Arbeitsanweisungen >>
1 - Beantworte bitte anhand des Texts über Lawinen die folgenden Fragen:
(a) Aus welcher Zeit stammt das Rätsel über die weißen Drachen?
(b) Welchen eigenen Namen hat der Lawinentod?
(c) Was geht einer Lawine voraus und verursacht ebenfalls Verwüstungen?
2 - Übersetze den Satz „Lawinen entstehen auf hohen Bergen, wo oft viel Schnee fällt.“ aus dem Text über Lawinen ins Englische.

Vorsicht — „weiße Drachen“!

Vorsicht — „weiße Drachen“!

VON EINEM ERWACHET!-MITARBEITER IN DER SCHWEIZ

Was fliegt ohne Flügel, schlägt ohne Hand und sieht ohne Augen? (Ein aus dem Mittelalter stammendes Rätsel über die weißen Drachen.)

LAWINEN werden zu Recht „weiße Drachen“ genannt. Sie können Bergsteiger verschlingen und in einem Augenblick sogar ein ganzes Dorf begraben. Der Lawinentod hat sogar einen eigenen Namen: der „weiße Tod“. Eine Lawine ist ein ehrfurchtgebietendes Phänomen. Worum handelt es sich dabei? Wer inmitten schneebedeckter Berge wohnt, kennt bereits die Antwort. Doch wer im Tiefland oder gar in den Tropen zu Hause ist, hat sich damit wohl noch nicht beschäftigt, da für ihn Lawinen keine Gefahr darstellen — es sei denn, er ist so mutig und reist zu den weißen Drachen.

Lawinen entstehen auf hohen Bergen, wo oft viel Schnee fällt. Sie treten plötzlich auf, wenn gewaltige Schneemassen zusammen mit Eis, Erde, Felsbrocken und Baumstämmen einen Hang oder Abgrund hinunterstürzen. Dabei zerstören sie meist alles, was sich ihnen in den Weg stellt. Die Verwüstungen werden aber nicht nur durch das Gewicht der Lawine und deren Schubkraft verursacht, sondern auch durch die Druckwelle, die ihr vorausgeht. Auch diese kann dichte Baumgruppen, Brücken, Straßen und Eisenbahnschienen zerstören.

Ausgangsdaten >>
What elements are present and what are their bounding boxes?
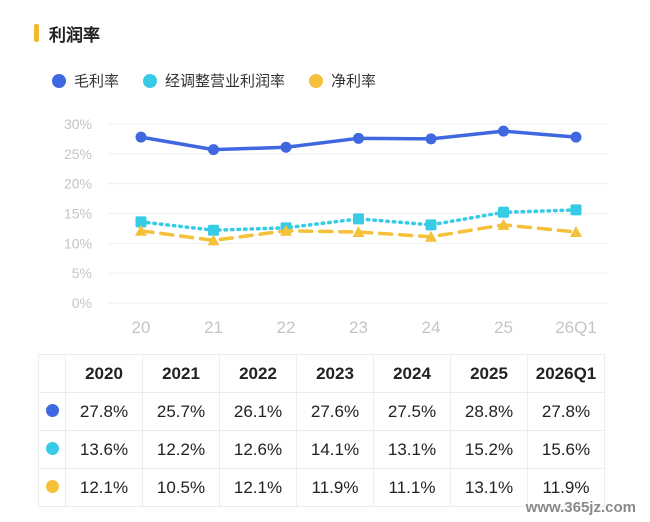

Lösungen je Aufgabe >>
1 -
(a) Aus dem Mittelalter.
(b) Der „weiße Tod“.
(c) Eine Druckwelle.

2 - Avalanches form on high mountains, where a lot of snow often falls.